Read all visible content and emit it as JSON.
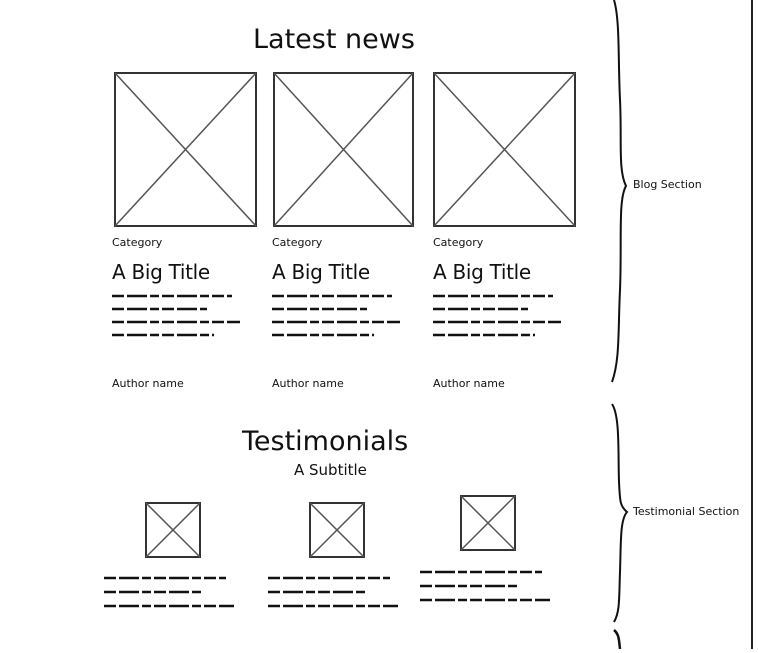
{
  "blog": {
    "heading": "Latest news",
    "cards": [
      {
        "category": "Category",
        "title": "A Big Title",
        "author": "Author name"
      },
      {
        "category": "Category",
        "title": "A Big Title",
        "author": "Author name"
      },
      {
        "category": "Category",
        "title": "A Big Title",
        "author": "Author name"
      }
    ]
  },
  "testimonials": {
    "heading": "Testimonials",
    "subtitle": "A Subtitle"
  },
  "annotations": {
    "blog_section": "Blog Section",
    "testimonial_section": "Testimonial Section"
  }
}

• YOUR GOAL
Keep the pictures out and write out the records exactly.

• ANSWER TO THE TASK
Read all visible content and emit it as JSON.
{
  "blog": {
    "heading": "Latest news",
    "cards": [
      {
        "category": "Category",
        "title": "A Big Title",
        "author": "Author name"
      },
      {
        "category": "Category",
        "title": "A Big Title",
        "author": "Author name"
      },
      {
        "category": "Category",
        "title": "A Big Title",
        "author": "Author name"
      }
    ]
  },
  "testimonials": {
    "heading": "Testimonials",
    "subtitle": "A Subtitle"
  },
  "annotations": {
    "blog_section": "Blog Section",
    "testimonial_section": "Testimonial Section"
  }
}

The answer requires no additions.